A run of records
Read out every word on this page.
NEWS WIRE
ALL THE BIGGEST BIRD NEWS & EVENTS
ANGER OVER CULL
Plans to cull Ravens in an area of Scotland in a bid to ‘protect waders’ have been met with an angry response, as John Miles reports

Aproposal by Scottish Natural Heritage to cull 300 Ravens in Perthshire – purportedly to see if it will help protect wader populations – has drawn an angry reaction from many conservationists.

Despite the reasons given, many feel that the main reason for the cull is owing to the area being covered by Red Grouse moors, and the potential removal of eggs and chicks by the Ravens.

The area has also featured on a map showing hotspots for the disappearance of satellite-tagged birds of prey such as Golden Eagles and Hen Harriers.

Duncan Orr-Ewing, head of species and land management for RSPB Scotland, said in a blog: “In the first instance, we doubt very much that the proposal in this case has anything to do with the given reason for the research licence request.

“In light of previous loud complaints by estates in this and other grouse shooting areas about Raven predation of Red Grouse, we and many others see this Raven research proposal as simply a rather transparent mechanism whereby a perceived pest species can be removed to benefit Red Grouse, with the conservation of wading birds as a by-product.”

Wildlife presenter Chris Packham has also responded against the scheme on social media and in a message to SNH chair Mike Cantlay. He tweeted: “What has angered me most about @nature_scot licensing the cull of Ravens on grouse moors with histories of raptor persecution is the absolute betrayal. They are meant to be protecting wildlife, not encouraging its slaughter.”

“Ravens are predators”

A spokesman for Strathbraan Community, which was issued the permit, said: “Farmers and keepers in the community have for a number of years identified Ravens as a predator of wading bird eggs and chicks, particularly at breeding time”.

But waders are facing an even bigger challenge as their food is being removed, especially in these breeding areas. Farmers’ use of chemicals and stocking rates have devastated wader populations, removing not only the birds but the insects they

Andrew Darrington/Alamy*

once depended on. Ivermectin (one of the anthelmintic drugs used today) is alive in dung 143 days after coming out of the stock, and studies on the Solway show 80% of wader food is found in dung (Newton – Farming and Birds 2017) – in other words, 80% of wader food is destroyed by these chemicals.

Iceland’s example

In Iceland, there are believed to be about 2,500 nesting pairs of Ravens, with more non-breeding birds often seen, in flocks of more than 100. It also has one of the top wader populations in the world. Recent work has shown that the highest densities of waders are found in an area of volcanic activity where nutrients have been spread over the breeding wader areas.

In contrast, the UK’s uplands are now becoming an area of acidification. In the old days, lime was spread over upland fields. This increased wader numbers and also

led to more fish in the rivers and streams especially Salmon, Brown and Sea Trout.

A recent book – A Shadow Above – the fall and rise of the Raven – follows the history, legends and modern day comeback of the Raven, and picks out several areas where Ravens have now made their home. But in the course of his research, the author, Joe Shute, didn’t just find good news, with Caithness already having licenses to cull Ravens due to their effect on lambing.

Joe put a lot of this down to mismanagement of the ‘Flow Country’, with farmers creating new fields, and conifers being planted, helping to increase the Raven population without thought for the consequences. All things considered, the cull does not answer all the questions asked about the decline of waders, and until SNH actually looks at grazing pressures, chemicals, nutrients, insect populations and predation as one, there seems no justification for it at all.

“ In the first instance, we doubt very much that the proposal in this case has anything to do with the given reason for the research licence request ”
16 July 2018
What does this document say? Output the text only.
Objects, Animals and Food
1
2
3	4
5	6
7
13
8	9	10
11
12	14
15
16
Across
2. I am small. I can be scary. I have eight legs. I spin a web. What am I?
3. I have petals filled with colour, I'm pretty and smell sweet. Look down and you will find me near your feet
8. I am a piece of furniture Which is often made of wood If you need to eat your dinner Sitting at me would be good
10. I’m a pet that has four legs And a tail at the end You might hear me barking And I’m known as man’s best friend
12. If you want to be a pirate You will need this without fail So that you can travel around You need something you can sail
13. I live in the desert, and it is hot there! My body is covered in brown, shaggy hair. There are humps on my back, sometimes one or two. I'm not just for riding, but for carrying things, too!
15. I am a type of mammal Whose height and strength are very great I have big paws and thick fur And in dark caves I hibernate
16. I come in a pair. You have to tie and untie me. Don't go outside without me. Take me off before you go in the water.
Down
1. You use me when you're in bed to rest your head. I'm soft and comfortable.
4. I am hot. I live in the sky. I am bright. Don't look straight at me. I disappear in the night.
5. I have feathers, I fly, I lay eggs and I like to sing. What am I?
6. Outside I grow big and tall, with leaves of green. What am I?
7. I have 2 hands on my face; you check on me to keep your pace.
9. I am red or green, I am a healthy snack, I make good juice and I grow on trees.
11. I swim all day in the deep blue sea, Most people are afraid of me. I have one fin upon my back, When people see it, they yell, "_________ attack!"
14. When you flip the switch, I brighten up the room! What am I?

§ **JOB**: In the listing, find all lines with the string "need" and copy them.

§ **RESPONSE**:
8. I am a piece of furniture Which is often made of wood If you need to eat your dinner Sitting at me would be good
12. If you want to be a pirate You will need this without fail So that you can travel around You need something you can sail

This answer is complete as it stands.